[Stored items]
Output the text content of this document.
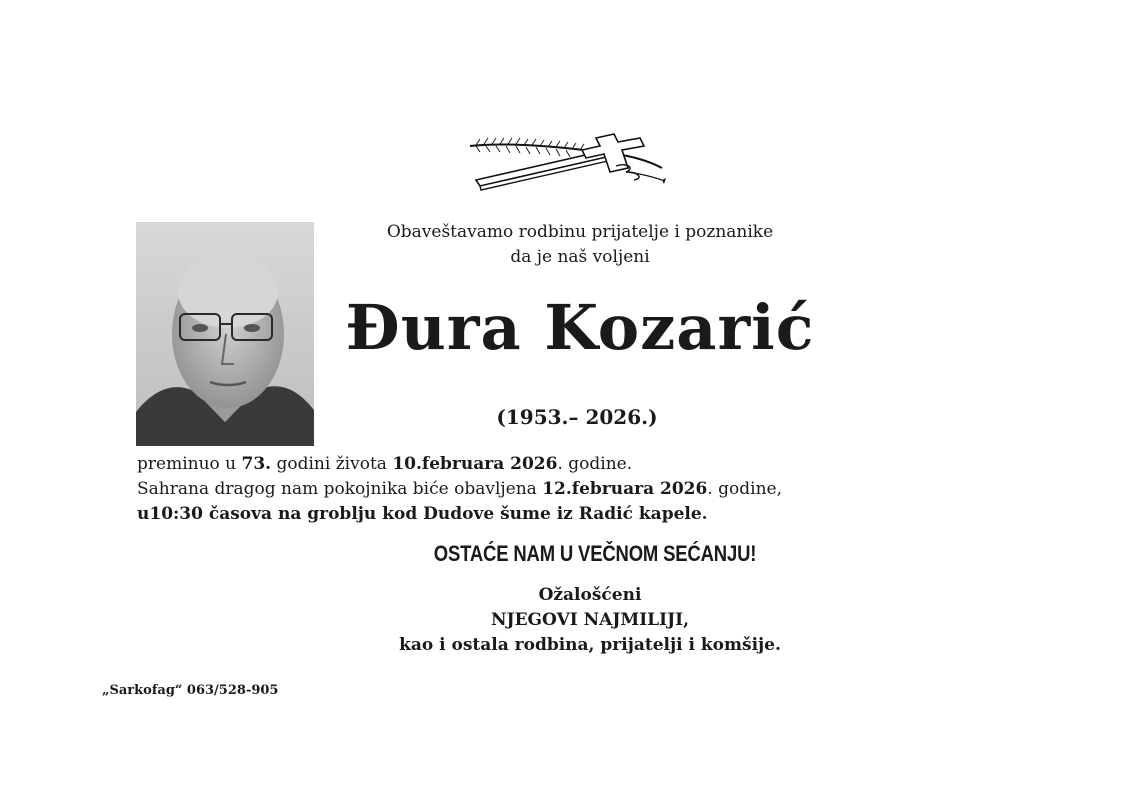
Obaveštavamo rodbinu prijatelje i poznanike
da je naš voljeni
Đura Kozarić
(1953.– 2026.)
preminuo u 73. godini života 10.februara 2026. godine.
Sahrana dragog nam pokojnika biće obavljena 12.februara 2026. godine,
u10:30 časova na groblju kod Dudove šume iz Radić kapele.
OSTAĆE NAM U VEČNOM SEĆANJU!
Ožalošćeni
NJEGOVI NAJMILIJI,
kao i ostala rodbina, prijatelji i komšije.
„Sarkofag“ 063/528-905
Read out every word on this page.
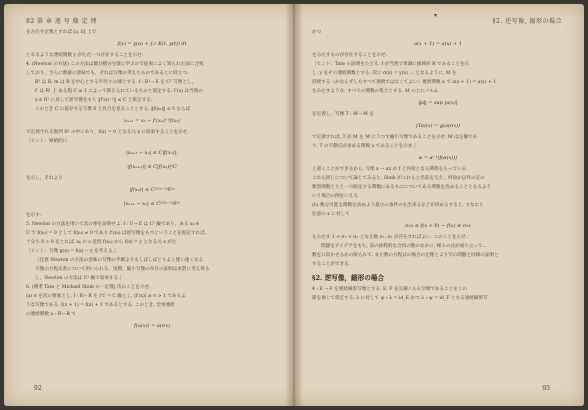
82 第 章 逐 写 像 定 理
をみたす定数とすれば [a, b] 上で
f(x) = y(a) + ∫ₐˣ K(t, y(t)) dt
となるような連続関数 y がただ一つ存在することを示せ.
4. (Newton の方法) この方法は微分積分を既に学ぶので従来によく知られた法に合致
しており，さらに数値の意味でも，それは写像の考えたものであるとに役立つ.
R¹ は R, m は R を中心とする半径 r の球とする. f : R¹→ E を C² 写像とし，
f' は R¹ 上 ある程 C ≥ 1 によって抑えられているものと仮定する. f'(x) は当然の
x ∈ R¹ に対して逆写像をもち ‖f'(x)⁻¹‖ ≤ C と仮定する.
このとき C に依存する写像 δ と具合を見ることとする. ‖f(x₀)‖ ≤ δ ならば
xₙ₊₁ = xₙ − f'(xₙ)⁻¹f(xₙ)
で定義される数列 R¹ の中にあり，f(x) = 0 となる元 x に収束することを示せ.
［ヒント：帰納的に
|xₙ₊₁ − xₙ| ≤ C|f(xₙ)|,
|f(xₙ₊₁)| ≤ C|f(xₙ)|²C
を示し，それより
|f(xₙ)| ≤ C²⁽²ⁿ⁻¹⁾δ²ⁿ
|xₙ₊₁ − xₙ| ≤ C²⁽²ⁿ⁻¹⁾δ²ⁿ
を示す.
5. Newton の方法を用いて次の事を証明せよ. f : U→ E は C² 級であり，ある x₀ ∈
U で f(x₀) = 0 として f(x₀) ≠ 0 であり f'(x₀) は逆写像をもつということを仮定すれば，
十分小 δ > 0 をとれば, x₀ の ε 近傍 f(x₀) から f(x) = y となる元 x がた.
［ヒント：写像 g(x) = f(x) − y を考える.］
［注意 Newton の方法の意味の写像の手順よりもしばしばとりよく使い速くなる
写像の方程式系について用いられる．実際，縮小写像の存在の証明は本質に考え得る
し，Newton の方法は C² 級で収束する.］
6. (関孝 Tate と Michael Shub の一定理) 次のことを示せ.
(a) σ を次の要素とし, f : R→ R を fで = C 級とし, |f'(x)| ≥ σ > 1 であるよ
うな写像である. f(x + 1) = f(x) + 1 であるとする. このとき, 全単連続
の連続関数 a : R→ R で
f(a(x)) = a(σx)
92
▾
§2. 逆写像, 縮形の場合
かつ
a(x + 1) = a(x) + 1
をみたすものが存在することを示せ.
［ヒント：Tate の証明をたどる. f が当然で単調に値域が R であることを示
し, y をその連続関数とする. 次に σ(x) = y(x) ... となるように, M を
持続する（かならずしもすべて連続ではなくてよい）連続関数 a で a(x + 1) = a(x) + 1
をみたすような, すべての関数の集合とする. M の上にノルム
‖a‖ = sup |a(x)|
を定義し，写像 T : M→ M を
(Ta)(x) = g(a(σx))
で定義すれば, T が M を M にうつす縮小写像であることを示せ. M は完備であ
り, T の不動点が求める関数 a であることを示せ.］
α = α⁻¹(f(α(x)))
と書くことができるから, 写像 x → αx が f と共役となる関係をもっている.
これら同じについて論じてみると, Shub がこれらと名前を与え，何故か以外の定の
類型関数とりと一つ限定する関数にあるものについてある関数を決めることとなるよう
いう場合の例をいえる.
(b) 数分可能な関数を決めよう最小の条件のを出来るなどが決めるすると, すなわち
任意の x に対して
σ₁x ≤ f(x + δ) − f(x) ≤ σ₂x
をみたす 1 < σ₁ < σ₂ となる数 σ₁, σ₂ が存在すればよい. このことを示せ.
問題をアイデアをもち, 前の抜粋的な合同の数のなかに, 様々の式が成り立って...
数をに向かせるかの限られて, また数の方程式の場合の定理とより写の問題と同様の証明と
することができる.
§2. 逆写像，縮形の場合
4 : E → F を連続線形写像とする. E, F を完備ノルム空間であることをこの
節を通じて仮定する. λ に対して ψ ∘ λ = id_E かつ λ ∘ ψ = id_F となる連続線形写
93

> [Problem]:
Retype each entry precisely. Skip images entirely.

> [Expected answer]:
Output the text content of this document.
Obaveštavamo rodbinu prijatelje i poznanike
da je naš voljeni
Đura Kozarić
(1953.– 2026.)
preminuo u 73. godini života 10.februara 2026. godine.
Sahrana dragog nam pokojnika biće obavljena 12.februara 2026. godine,
u10:30 časova na groblju kod Dudove šume iz Radić kapele.
OSTAĆE NAM U VEČNOM SEĆANJU!
Ožalošćeni
NJEGOVI NAJMILIJI,
kao i ostala rodbina, prijatelji i komšije.
„Sarkofag“ 063/528-905
Read out every word on this page.
82 第 章 逐 写 像 定 理
をみたす定数とすれば [a, b] 上で
f(x) = y(a) + ∫ₐˣ K(t, y(t)) dt
となるような連続関数 y がただ一つ存在することを示せ.
4. (Newton の方法) この方法は微分積分を既に学ぶので従来によく知られた法に合致
しており，さらに数値の意味でも，それは写像の考えたものであるとに役立つ.
R¹ は R, m は R を中心とする半径 r の球とする. f : R¹→ E を C² 写像とし，
f' は R¹ 上 ある程 C ≥ 1 によって抑えられているものと仮定する. f'(x) は当然の
x ∈ R¹ に対して逆写像をもち ‖f'(x)⁻¹‖ ≤ C と仮定する.
このとき C に依存する写像 δ と具合を見ることとする. ‖f(x₀)‖ ≤ δ ならば
xₙ₊₁ = xₙ − f'(xₙ)⁻¹f(xₙ)
で定義される数列 R¹ の中にあり，f(x) = 0 となる元 x に収束することを示せ.
［ヒント：帰納的に
|xₙ₊₁ − xₙ| ≤ C|f(xₙ)|,
|f(xₙ₊₁)| ≤ C|f(xₙ)|²C
を示し，それより
|f(xₙ)| ≤ C²⁽²ⁿ⁻¹⁾δ²ⁿ
|xₙ₊₁ − xₙ| ≤ C²⁽²ⁿ⁻¹⁾δ²ⁿ
を示す.
5. Newton の方法を用いて次の事を証明せよ. f : U→ E は C² 級であり，ある x₀ ∈
U で f(x₀) = 0 として f(x₀) ≠ 0 であり f'(x₀) は逆写像をもつということを仮定すれば，
十分小 δ > 0 をとれば, x₀ の ε 近傍 f(x₀) から f(x) = y となる元 x がた.
［ヒント：写像 g(x) = f(x) − y を考える.］
［注意 Newton の方法の意味の写像の手順よりもしばしばとりよく使い速くなる
写像の方程式系について用いられる．実際，縮小写像の存在の証明は本質に考え得る
し，Newton の方法は C² 級で収束する.］
6. (関孝 Tate と Michael Shub の一定理) 次のことを示せ.
(a) σ を次の要素とし, f : R→ R を fで = C 級とし, |f'(x)| ≥ σ > 1 であるよ
うな写像である. f(x + 1) = f(x) + 1 であるとする. このとき, 全単連続
の連続関数 a : R→ R で
f(a(x)) = a(σx)
92
▾
§2. 逆写像, 縮形の場合
かつ
a(x + 1) = a(x) + 1
をみたすものが存在することを示せ.
［ヒント：Tate の証明をたどる. f が当然で単調に値域が R であることを示
し, y をその連続関数とする. 次に σ(x) = y(x) ... となるように, M を
持続する（かならずしもすべて連続ではなくてよい）連続関数 a で a(x + 1) = a(x) + 1
をみたすような, すべての関数の集合とする. M の上にノルム
‖a‖ = sup |a(x)|
を定義し，写像 T : M→ M を
(Ta)(x) = g(a(σx))
で定義すれば, T が M を M にうつす縮小写像であることを示せ. M は完備であ
り, T の不動点が求める関数 a であることを示せ.］
α = α⁻¹(f(α(x)))
と書くことができるから, 写像 x → αx が f と共役となる関係をもっている.
これら同じについて論じてみると, Shub がこれらと名前を与え，何故か以外の定の
類型関数とりと一つ限定する関数にあるものについてある関数を決めることとなるよう
いう場合の例をいえる.
(b) 数分可能な関数を決めよう最小の条件のを出来るなどが決めるすると, すなわち
任意の x に対して
σ₁x ≤ f(x + δ) − f(x) ≤ σ₂x
をみたす 1 < σ₁ < σ₂ となる数 σ₁, σ₂ が存在すればよい. このことを示せ.
問題をアイデアをもち, 前の抜粋的な合同の数のなかに, 様々の式が成り立って...
数をに向かせるかの限られて, また数の方程式の場合の定理とより写の問題と同様の証明と
することができる.
§2. 逆写像，縮形の場合
4 : E → F を連続線形写像とする. E, F を完備ノルム空間であることをこの
節を通じて仮定する. λ に対して ψ ∘ λ = id_E かつ λ ∘ ψ = id_F となる連続線形写
93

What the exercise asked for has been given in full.